• _WRITTEN REQUEST_
Find every line in the records below that holds the word "name", and copy each one.

(Lines of data)
** start **
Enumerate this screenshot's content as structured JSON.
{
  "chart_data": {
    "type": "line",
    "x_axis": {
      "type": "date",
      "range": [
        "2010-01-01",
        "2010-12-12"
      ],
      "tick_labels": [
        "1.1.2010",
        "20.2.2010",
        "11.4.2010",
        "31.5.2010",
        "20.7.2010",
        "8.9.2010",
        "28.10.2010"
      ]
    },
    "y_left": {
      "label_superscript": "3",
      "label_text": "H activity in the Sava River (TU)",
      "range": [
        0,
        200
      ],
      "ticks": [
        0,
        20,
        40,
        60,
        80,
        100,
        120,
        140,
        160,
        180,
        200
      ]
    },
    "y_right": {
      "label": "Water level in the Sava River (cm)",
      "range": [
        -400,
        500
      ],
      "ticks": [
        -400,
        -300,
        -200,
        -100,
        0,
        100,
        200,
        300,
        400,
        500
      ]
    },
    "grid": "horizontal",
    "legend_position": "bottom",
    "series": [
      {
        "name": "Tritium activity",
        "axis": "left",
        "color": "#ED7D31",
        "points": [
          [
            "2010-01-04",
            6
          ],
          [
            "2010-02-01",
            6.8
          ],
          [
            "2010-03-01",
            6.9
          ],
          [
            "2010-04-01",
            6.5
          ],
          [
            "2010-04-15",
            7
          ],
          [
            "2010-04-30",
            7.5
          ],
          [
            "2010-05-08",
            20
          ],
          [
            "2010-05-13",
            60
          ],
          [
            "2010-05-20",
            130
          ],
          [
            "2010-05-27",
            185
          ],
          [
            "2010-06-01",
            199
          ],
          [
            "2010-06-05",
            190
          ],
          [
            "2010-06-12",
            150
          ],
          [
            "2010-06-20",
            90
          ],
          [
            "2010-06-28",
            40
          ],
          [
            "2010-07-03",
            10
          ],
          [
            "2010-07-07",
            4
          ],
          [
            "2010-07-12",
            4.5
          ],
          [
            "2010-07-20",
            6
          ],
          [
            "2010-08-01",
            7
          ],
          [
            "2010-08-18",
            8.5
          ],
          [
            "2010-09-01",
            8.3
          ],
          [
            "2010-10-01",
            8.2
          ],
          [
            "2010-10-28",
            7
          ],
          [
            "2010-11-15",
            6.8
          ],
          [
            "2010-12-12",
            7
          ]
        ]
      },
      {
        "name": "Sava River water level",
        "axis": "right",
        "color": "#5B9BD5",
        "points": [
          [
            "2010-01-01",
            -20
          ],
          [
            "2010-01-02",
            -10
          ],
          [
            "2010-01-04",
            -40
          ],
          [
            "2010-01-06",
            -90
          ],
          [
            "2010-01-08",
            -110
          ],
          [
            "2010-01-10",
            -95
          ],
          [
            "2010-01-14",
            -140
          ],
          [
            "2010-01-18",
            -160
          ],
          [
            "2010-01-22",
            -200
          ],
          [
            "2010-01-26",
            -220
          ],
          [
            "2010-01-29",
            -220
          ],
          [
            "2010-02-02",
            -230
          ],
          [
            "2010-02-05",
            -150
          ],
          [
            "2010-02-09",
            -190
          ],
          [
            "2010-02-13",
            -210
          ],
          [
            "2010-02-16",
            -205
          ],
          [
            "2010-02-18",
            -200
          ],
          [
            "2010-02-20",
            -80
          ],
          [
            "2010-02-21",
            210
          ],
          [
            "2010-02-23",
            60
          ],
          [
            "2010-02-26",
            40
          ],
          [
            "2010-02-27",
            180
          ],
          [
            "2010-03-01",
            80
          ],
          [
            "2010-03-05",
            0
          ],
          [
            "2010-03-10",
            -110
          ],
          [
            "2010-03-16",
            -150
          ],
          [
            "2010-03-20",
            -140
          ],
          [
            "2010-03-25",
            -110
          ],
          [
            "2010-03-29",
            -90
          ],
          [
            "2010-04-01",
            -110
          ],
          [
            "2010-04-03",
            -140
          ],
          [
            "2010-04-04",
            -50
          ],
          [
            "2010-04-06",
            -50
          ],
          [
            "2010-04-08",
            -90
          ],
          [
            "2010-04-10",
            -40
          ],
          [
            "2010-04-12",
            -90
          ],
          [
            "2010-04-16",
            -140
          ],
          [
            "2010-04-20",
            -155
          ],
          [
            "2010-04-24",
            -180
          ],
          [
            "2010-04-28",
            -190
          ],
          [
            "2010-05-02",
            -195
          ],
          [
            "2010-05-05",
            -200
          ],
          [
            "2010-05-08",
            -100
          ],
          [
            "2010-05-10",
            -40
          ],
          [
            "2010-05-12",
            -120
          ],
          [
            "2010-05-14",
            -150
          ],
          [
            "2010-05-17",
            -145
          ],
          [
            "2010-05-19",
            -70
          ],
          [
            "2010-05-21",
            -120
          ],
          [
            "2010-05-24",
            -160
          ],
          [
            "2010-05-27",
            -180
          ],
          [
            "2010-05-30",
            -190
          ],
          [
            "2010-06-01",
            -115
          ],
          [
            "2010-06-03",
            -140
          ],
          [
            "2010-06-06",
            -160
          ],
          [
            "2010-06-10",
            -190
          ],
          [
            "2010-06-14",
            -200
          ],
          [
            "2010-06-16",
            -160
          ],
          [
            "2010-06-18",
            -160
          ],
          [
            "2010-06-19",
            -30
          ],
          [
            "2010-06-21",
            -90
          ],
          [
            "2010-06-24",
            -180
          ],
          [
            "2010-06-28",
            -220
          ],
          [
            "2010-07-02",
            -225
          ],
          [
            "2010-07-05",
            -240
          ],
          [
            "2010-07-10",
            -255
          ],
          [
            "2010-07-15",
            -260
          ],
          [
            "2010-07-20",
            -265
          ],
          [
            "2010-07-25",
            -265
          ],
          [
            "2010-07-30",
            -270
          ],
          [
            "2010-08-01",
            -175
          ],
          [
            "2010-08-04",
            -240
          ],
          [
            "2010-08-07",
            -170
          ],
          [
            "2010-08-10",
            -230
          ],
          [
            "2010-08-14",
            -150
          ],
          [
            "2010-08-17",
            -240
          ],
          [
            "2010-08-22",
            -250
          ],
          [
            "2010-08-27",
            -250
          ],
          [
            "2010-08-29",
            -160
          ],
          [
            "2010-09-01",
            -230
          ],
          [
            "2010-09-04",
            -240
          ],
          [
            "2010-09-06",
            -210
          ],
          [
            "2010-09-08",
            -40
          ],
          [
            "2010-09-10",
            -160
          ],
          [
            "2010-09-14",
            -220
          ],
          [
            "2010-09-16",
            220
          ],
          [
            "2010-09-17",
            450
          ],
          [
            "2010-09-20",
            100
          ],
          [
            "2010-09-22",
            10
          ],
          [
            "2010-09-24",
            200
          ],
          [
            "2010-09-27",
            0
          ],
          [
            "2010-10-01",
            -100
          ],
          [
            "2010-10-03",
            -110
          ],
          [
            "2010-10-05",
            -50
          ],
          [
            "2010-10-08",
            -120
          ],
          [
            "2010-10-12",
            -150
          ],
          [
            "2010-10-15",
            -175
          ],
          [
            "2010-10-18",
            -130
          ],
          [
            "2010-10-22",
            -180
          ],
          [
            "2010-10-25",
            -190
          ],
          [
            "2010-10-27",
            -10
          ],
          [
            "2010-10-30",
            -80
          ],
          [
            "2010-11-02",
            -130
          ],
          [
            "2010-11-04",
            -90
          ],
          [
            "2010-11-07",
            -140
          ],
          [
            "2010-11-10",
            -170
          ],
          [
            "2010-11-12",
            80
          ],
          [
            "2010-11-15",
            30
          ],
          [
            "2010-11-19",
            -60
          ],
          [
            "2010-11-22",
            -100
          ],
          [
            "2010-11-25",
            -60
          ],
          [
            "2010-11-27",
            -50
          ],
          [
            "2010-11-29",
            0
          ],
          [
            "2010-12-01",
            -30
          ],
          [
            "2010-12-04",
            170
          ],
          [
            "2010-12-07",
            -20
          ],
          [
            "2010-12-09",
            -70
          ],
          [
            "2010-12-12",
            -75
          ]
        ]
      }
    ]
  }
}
** end **
• _SOLUTION TO THIS EXERCISE_
        "name": "Tritium activity",
        "name": "Sava River water level",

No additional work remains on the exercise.